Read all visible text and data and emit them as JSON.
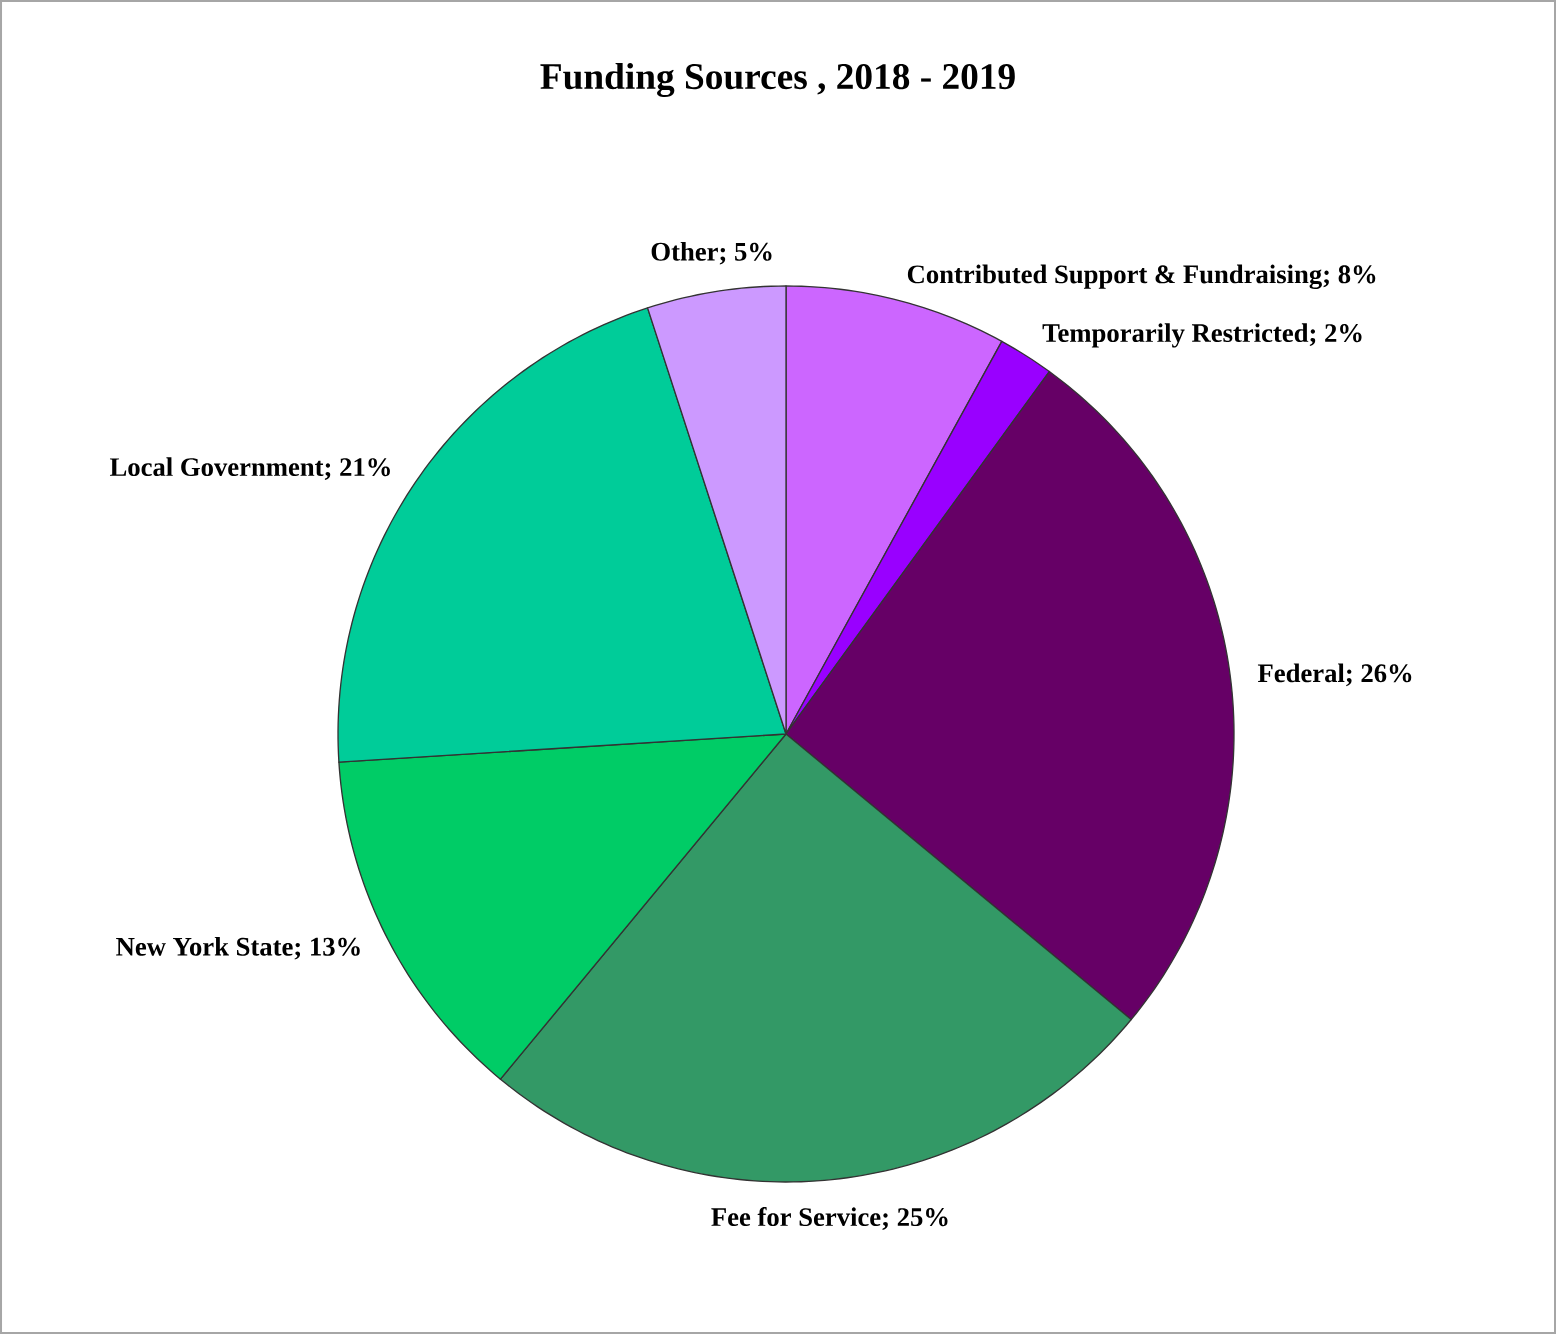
{
  "chart_data": {
    "type": "pie",
    "title": "Funding Sources , 2018 - 2019",
    "categories": [
      "Contributed Support & Fundraising; 8%",
      "Temporarily Restricted; 2%",
      "Federal; 26%",
      "Fee for Service; 25%",
      "New York State; 13%",
      "Local Government; 21%",
      "Other; 5%"
    ],
    "values": [
      8,
      2,
      26,
      25,
      13,
      21,
      5
    ],
    "colors": [
      "#cc66ff",
      "#9900ff",
      "#660066",
      "#339966",
      "#00cc66",
      "#00cc99",
      "#cc99ff"
    ]
  }
}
+ + + +
**Given problem:** Give every record back exactly as it reads, with no images.

**Task output:**
Read all visible text and data and emit them as JSON.
{
  "chart_data": {
    "type": "pie",
    "title": "Funding Sources , 2018 - 2019",
    "categories": [
      "Contributed Support & Fundraising; 8%",
      "Temporarily Restricted; 2%",
      "Federal; 26%",
      "Fee for Service; 25%",
      "New York State; 13%",
      "Local Government; 21%",
      "Other; 5%"
    ],
    "values": [
      8,
      2,
      26,
      25,
      13,
      21,
      5
    ],
    "colors": [
      "#cc66ff",
      "#9900ff",
      "#660066",
      "#339966",
      "#00cc66",
      "#00cc99",
      "#cc99ff"
    ]
  }
}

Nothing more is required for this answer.